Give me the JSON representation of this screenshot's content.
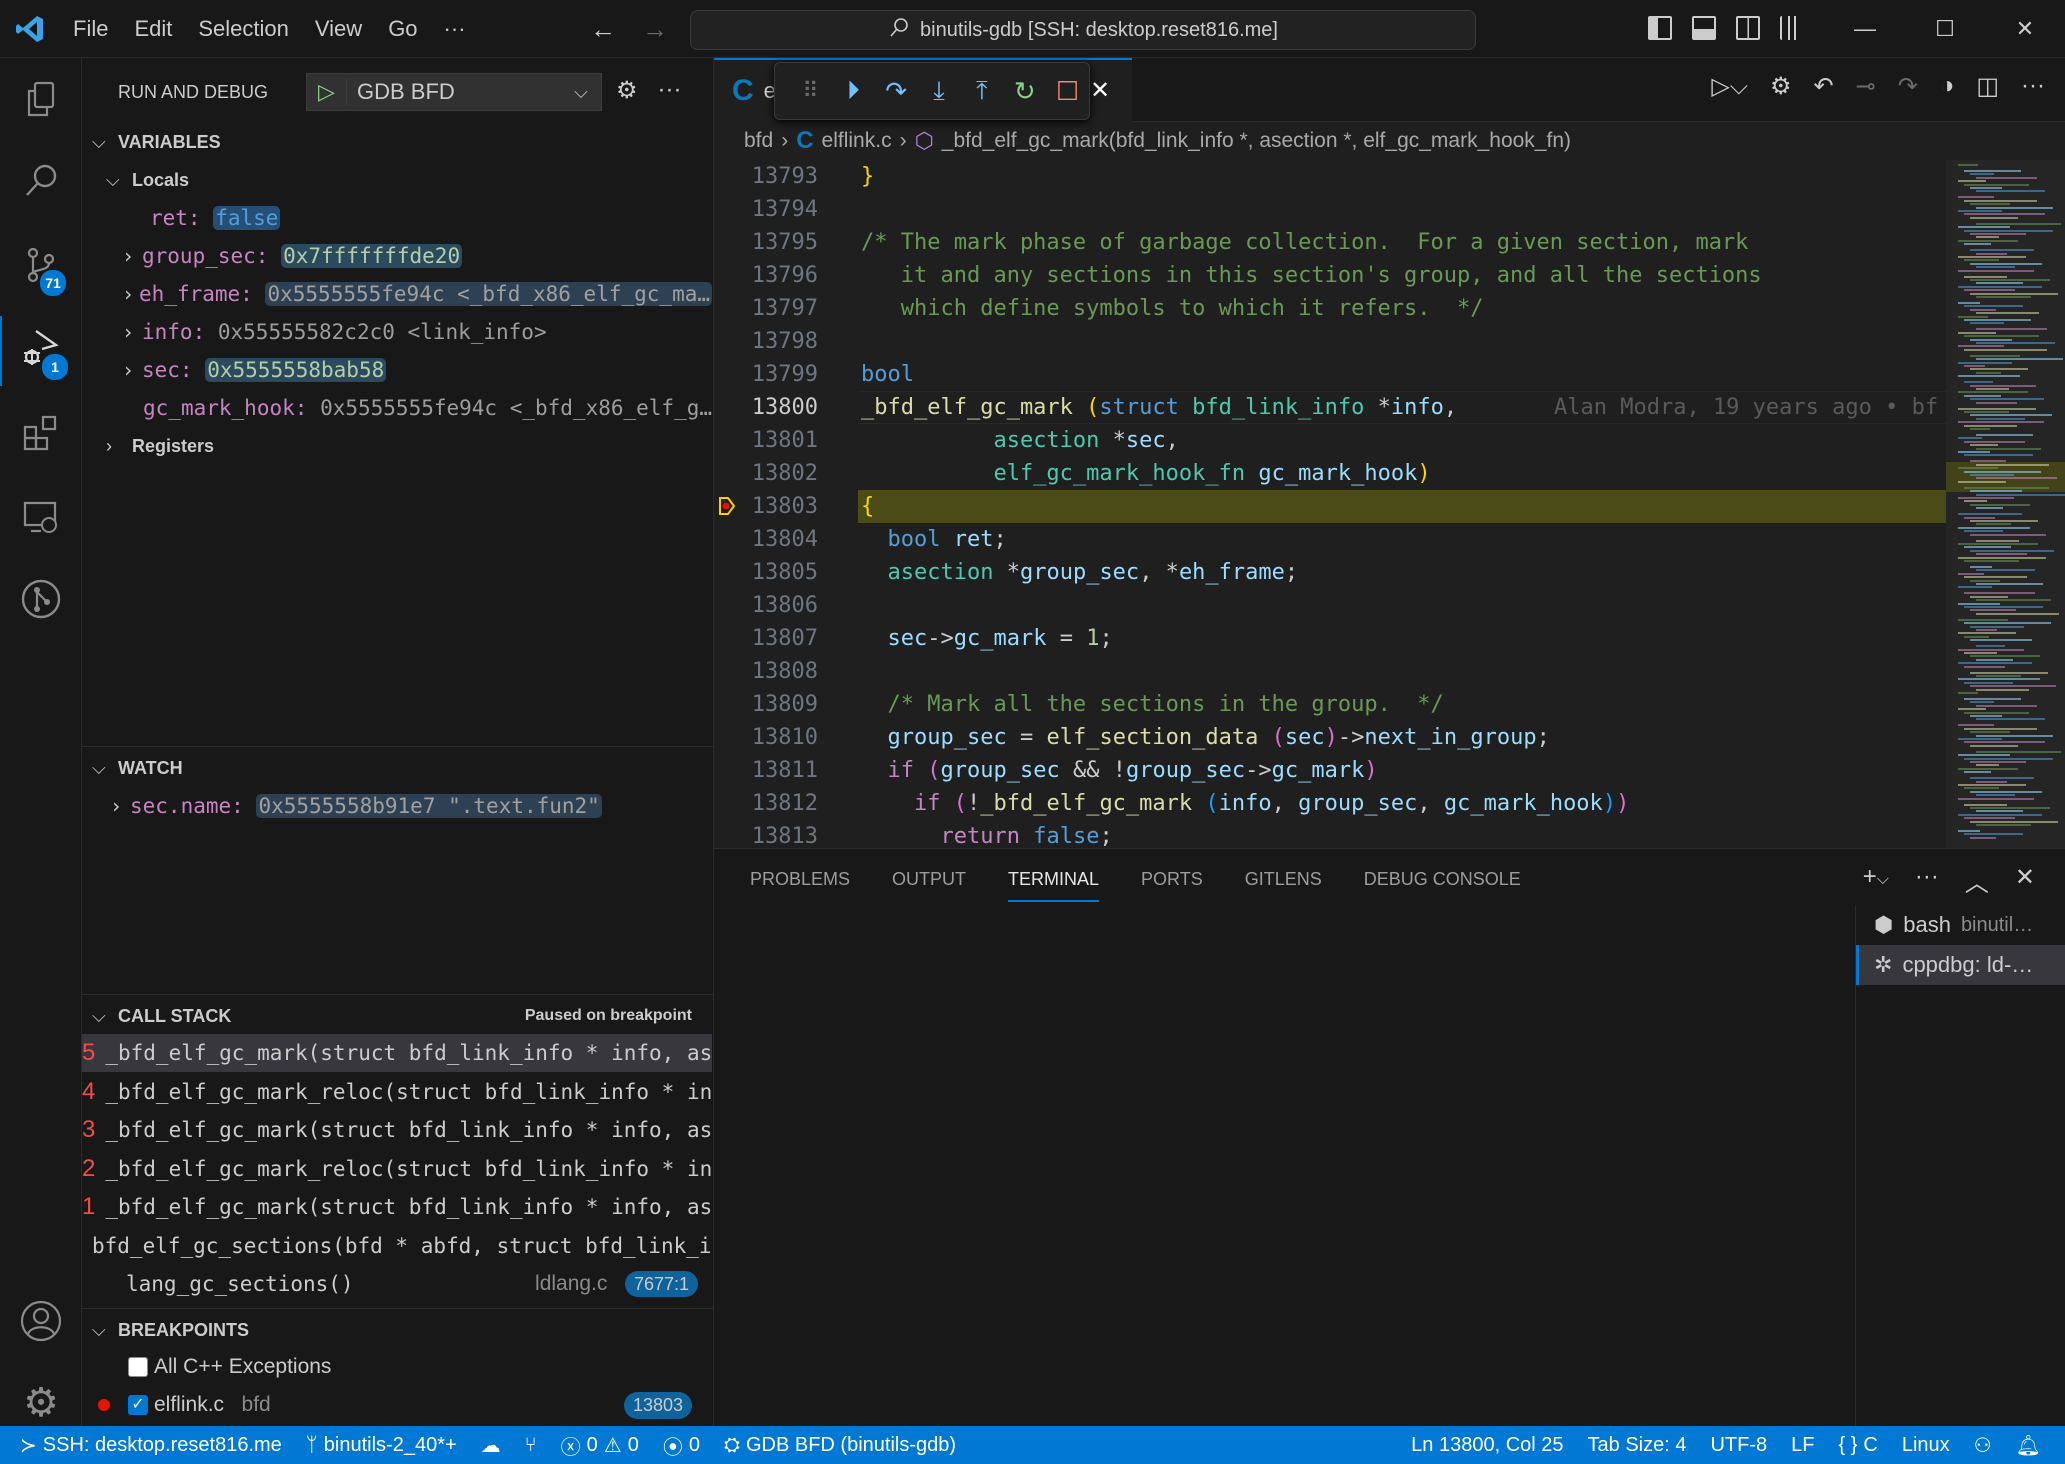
{
  "titlebar": {
    "menu": [
      "File",
      "Edit",
      "Selection",
      "View",
      "Go",
      "···"
    ],
    "command_center": "binutils-gdb [SSH: desktop.reset816.me]"
  },
  "activity_bar": {
    "items": [
      {
        "name": "explorer",
        "icon": "files-icon"
      },
      {
        "name": "search",
        "icon": "search-icon"
      },
      {
        "name": "source-control",
        "icon": "source-control-icon",
        "badge": "71"
      },
      {
        "name": "run-and-debug",
        "icon": "debug-icon",
        "badge": "1",
        "active": true
      },
      {
        "name": "extensions",
        "icon": "extensions-icon"
      },
      {
        "name": "remote-explorer",
        "icon": "remote-explorer-icon"
      },
      {
        "name": "gitlens",
        "icon": "gitlens-icon"
      }
    ],
    "bottom": [
      {
        "name": "accounts",
        "icon": "account-icon"
      },
      {
        "name": "manage",
        "icon": "gear-icon"
      }
    ]
  },
  "sidebar": {
    "title": "RUN AND DEBUG",
    "launch_config": "GDB BFD",
    "variables": {
      "title": "VARIABLES",
      "scope": "Locals",
      "items": [
        {
          "name": "ret:",
          "value": "false",
          "expandable": false
        },
        {
          "name": "group_sec:",
          "value": "0x7fffffffde20",
          "expandable": true
        },
        {
          "name": "eh_frame:",
          "value": "0x5555555fe94c <_bfd_x86_elf_gc_ma…",
          "expandable": true
        },
        {
          "name": "info:",
          "value": "0x55555582c2c0 <link_info>",
          "expandable": true
        },
        {
          "name": "sec:",
          "value": "0x5555558bab58",
          "expandable": true
        },
        {
          "name": "gc_mark_hook:",
          "value": "0x5555555fe94c <_bfd_x86_elf_g…",
          "expandable": false
        }
      ],
      "registers": "Registers"
    },
    "watch": {
      "title": "WATCH",
      "items": [
        {
          "name": "sec.name:",
          "value": "0x5555558b91e7 \".text.fun2\""
        }
      ]
    },
    "call_stack": {
      "title": "CALL STACK",
      "status": "Paused on breakpoint",
      "frames": [
        {
          "num": "5",
          "name": "_bfd_elf_gc_mark(struct bfd_link_info * info, asection * sec"
        },
        {
          "num": "4",
          "name": "_bfd_elf_gc_mark_reloc(struct bfd_link_info * info, asection"
        },
        {
          "num": "3",
          "name": "_bfd_elf_gc_mark(struct bfd_link_info * info, asection * sec"
        },
        {
          "num": "2",
          "name": "_bfd_elf_gc_mark_reloc(struct bfd_link_info * info, asection"
        },
        {
          "num": "1",
          "name": "_bfd_elf_gc_mark(struct bfd_link_info * info, asection * sec"
        },
        {
          "num": "",
          "name": "bfd_elf_gc_sections(bfd * abfd, struct bfd_link_info * info)"
        },
        {
          "num": "",
          "name": "lang_gc_sections()",
          "file": "ldlang.c",
          "line": "7677:1"
        }
      ]
    },
    "breakpoints": {
      "title": "BREAKPOINTS",
      "items": [
        {
          "label": "All C++ Exceptions",
          "checked": false
        },
        {
          "label": "elflink.c",
          "folder": "bfd",
          "line": "13803",
          "checked": true
        }
      ]
    }
  },
  "editor": {
    "tab_file": "elflink.c",
    "breadcrumb": [
      "bfd",
      "elflink.c",
      "_bfd_elf_gc_mark(bfd_link_info *, asection *, elf_gc_mark_hook_fn)"
    ],
    "current_line": "13800",
    "paused_line": "13803",
    "blame": "Alan Modra, 19 years ago • bf",
    "line_numbers": [
      "13793",
      "13794",
      "13795",
      "13796",
      "13797",
      "13798",
      "13799",
      "13800",
      "13801",
      "13802",
      "13803",
      "13804",
      "13805",
      "13806",
      "13807",
      "13808",
      "13809",
      "13810",
      "13811",
      "13812",
      "13813"
    ]
  },
  "panel": {
    "tabs": [
      "PROBLEMS",
      "OUTPUT",
      "TERMINAL",
      "PORTS",
      "GITLENS",
      "DEBUG CONSOLE"
    ],
    "active_tab": "TERMINAL",
    "terminals": [
      {
        "name": "bash",
        "detail": "binutil…"
      },
      {
        "name": "cppdbg: ld-…",
        "detail": "",
        "active": true
      }
    ]
  },
  "statusbar": {
    "remote": "SSH: desktop.reset816.me",
    "branch": "binutils-2_40*+",
    "errors": "0",
    "warnings": "0",
    "ports": "0",
    "debug": "GDB BFD (binutils-gdb)",
    "position": "Ln 13800, Col 25",
    "tab_size": "Tab Size: 4",
    "encoding": "UTF-8",
    "eol": "LF",
    "language": "C",
    "os": "Linux"
  }
}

-.-.-

### SET PROBLEM
Print all of the entries word for word. Skip any images they contain.

### EXERCISE ANSWER
Give me the JSON representation of this screenshot's content.
{
  "titlebar": {
    "menu": [
      "File",
      "Edit",
      "Selection",
      "View",
      "Go",
      "···"
    ],
    "command_center": "binutils-gdb [SSH: desktop.reset816.me]"
  },
  "activity_bar": {
    "items": [
      {
        "name": "explorer",
        "icon": "files-icon"
      },
      {
        "name": "search",
        "icon": "search-icon"
      },
      {
        "name": "source-control",
        "icon": "source-control-icon",
        "badge": "71"
      },
      {
        "name": "run-and-debug",
        "icon": "debug-icon",
        "badge": "1",
        "active": true
      },
      {
        "name": "extensions",
        "icon": "extensions-icon"
      },
      {
        "name": "remote-explorer",
        "icon": "remote-explorer-icon"
      },
      {
        "name": "gitlens",
        "icon": "gitlens-icon"
      }
    ],
    "bottom": [
      {
        "name": "accounts",
        "icon": "account-icon"
      },
      {
        "name": "manage",
        "icon": "gear-icon"
      }
    ]
  },
  "sidebar": {
    "title": "RUN AND DEBUG",
    "launch_config": "GDB BFD",
    "variables": {
      "title": "VARIABLES",
      "scope": "Locals",
      "items": [
        {
          "name": "ret:",
          "value": "false",
          "expandable": false
        },
        {
          "name": "group_sec:",
          "value": "0x7fffffffde20",
          "expandable": true
        },
        {
          "name": "eh_frame:",
          "value": "0x5555555fe94c <_bfd_x86_elf_gc_ma…",
          "expandable": true
        },
        {
          "name": "info:",
          "value": "0x55555582c2c0 <link_info>",
          "expandable": true
        },
        {
          "name": "sec:",
          "value": "0x5555558bab58",
          "expandable": true
        },
        {
          "name": "gc_mark_hook:",
          "value": "0x5555555fe94c <_bfd_x86_elf_g…",
          "expandable": false
        }
      ],
      "registers": "Registers"
    },
    "watch": {
      "title": "WATCH",
      "items": [
        {
          "name": "sec.name:",
          "value": "0x5555558b91e7 \".text.fun2\""
        }
      ]
    },
    "call_stack": {
      "title": "CALL STACK",
      "status": "Paused on breakpoint",
      "frames": [
        {
          "num": "5",
          "name": "_bfd_elf_gc_mark(struct bfd_link_info * info, asection * sec"
        },
        {
          "num": "4",
          "name": "_bfd_elf_gc_mark_reloc(struct bfd_link_info * info, asection"
        },
        {
          "num": "3",
          "name": "_bfd_elf_gc_mark(struct bfd_link_info * info, asection * sec"
        },
        {
          "num": "2",
          "name": "_bfd_elf_gc_mark_reloc(struct bfd_link_info * info, asection"
        },
        {
          "num": "1",
          "name": "_bfd_elf_gc_mark(struct bfd_link_info * info, asection * sec"
        },
        {
          "num": "",
          "name": "bfd_elf_gc_sections(bfd * abfd, struct bfd_link_info * info)"
        },
        {
          "num": "",
          "name": "lang_gc_sections()",
          "file": "ldlang.c",
          "line": "7677:1"
        }
      ]
    },
    "breakpoints": {
      "title": "BREAKPOINTS",
      "items": [
        {
          "label": "All C++ Exceptions",
          "checked": false
        },
        {
          "label": "elflink.c",
          "folder": "bfd",
          "line": "13803",
          "checked": true
        }
      ]
    }
  },
  "editor": {
    "tab_file": "elflink.c",
    "breadcrumb": [
      "bfd",
      "elflink.c",
      "_bfd_elf_gc_mark(bfd_link_info *, asection *, elf_gc_mark_hook_fn)"
    ],
    "current_line": "13800",
    "paused_line": "13803",
    "blame": "Alan Modra, 19 years ago • bf",
    "line_numbers": [
      "13793",
      "13794",
      "13795",
      "13796",
      "13797",
      "13798",
      "13799",
      "13800",
      "13801",
      "13802",
      "13803",
      "13804",
      "13805",
      "13806",
      "13807",
      "13808",
      "13809",
      "13810",
      "13811",
      "13812",
      "13813"
    ]
  },
  "panel": {
    "tabs": [
      "PROBLEMS",
      "OUTPUT",
      "TERMINAL",
      "PORTS",
      "GITLENS",
      "DEBUG CONSOLE"
    ],
    "active_tab": "TERMINAL",
    "terminals": [
      {
        "name": "bash",
        "detail": "binutil…"
      },
      {
        "name": "cppdbg: ld-…",
        "detail": "",
        "active": true
      }
    ]
  },
  "statusbar": {
    "remote": "SSH: desktop.reset816.me",
    "branch": "binutils-2_40*+",
    "errors": "0",
    "warnings": "0",
    "ports": "0",
    "debug": "GDB BFD (binutils-gdb)",
    "position": "Ln 13800, Col 25",
    "tab_size": "Tab Size: 4",
    "encoding": "UTF-8",
    "eol": "LF",
    "language": "C",
    "os": "Linux"
  }
}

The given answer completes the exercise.